■ SET EXERCISE ■
Reproduce word for word the lines from the start of the records through the line containing "- agent-location-button[interactable]: [600, 386, 650, 436]", both ends included, and nothing else.

::: RECORDS PROVIDED :::

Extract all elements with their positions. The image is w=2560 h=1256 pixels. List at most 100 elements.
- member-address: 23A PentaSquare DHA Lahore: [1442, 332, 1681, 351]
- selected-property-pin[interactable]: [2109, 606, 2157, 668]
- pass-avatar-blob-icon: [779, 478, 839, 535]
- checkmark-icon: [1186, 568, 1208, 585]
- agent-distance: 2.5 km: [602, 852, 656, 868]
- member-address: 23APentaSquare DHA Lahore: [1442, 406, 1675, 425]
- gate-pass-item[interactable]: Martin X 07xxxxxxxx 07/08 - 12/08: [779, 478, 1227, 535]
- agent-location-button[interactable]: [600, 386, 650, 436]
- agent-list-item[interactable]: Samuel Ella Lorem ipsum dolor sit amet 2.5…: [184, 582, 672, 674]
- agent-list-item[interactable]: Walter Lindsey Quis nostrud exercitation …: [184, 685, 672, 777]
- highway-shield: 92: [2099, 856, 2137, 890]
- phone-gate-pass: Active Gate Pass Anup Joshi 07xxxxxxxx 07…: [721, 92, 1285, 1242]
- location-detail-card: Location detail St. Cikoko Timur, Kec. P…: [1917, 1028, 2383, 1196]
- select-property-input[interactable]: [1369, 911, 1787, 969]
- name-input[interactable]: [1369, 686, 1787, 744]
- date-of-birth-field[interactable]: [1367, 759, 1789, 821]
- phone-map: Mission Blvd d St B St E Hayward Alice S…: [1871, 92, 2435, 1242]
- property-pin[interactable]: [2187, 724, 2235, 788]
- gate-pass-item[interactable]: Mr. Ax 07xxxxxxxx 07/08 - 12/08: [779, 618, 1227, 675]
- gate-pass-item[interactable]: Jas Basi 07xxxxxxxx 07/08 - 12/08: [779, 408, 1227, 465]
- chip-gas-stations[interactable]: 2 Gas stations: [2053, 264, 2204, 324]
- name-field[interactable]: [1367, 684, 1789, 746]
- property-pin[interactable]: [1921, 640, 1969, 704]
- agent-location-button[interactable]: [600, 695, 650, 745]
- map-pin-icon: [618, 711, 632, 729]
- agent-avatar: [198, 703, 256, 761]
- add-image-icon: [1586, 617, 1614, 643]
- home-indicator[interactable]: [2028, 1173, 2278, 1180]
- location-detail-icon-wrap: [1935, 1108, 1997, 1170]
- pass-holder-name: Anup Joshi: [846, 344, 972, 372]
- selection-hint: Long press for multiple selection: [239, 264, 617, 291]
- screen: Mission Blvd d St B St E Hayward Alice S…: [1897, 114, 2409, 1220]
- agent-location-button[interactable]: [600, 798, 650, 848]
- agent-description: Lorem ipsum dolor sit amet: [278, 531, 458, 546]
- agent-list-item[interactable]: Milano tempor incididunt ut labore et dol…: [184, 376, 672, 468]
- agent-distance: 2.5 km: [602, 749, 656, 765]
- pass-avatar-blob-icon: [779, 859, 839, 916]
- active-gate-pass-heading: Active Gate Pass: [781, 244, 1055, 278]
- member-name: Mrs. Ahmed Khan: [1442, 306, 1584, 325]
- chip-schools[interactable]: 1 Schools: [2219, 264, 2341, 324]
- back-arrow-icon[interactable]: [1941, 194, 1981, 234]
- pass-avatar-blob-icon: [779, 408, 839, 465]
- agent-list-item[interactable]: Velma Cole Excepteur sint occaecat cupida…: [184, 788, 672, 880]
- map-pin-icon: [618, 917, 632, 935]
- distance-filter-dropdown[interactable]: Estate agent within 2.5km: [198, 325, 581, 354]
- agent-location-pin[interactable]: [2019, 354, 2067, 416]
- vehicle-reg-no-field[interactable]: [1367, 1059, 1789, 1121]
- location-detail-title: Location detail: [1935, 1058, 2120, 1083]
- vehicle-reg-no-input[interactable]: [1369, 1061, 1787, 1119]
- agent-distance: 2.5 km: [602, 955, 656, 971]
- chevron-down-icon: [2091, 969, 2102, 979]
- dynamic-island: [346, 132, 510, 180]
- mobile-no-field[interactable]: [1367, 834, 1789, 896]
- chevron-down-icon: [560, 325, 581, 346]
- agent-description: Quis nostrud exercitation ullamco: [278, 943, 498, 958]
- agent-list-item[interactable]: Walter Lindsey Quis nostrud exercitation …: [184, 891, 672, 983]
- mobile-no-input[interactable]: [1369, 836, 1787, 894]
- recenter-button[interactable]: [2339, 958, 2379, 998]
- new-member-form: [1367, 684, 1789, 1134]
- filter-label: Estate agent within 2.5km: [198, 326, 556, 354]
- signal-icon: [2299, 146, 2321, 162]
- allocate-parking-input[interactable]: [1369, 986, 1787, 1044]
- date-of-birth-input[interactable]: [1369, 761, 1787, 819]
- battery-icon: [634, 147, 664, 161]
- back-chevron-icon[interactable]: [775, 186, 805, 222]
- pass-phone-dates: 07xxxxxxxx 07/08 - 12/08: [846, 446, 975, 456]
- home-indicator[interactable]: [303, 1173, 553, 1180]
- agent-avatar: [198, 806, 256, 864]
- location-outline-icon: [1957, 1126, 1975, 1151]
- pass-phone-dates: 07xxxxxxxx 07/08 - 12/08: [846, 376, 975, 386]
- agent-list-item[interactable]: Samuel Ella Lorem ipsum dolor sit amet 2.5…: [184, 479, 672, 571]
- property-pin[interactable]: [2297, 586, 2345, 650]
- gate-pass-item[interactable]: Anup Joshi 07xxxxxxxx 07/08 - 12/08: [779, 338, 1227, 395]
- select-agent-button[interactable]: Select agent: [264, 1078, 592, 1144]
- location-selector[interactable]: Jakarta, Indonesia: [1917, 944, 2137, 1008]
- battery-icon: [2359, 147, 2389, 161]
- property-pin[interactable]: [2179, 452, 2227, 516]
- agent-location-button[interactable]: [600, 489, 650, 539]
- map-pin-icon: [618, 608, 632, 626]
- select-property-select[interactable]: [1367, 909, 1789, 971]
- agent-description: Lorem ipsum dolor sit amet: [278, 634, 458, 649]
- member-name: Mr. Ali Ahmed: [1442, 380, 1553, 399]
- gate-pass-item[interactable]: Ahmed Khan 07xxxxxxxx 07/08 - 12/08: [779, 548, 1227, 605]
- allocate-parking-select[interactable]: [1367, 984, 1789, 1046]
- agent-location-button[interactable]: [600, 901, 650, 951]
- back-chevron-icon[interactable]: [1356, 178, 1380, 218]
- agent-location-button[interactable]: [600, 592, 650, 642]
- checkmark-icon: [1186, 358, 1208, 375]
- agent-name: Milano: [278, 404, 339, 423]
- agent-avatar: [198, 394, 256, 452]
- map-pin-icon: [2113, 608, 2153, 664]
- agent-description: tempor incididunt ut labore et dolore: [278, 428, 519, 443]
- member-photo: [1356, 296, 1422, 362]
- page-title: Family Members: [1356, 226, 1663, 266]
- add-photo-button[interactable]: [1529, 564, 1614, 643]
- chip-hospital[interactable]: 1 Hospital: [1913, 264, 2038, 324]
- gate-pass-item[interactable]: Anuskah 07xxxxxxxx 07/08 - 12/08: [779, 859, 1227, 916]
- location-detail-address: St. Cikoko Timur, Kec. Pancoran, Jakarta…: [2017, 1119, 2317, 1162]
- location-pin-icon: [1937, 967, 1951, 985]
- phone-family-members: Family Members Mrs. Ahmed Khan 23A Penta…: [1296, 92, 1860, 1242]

:::

■ TASK SOLUTION ■
Extract all elements with their positions. The image is w=2560 h=1256 pixels. List at most 100 elements.
- member-address: 23A PentaSquare DHA Lahore: [1442, 332, 1681, 351]
- selected-property-pin[interactable]: [2109, 606, 2157, 668]
- pass-avatar-blob-icon: [779, 478, 839, 535]
- checkmark-icon: [1186, 568, 1208, 585]
- agent-distance: 2.5 km: [602, 852, 656, 868]
- member-address: 23APentaSquare DHA Lahore: [1442, 406, 1675, 425]
- gate-pass-item[interactable]: Martin X 07xxxxxxxx 07/08 - 12/08: [779, 478, 1227, 535]
- agent-location-button[interactable]: [600, 386, 650, 436]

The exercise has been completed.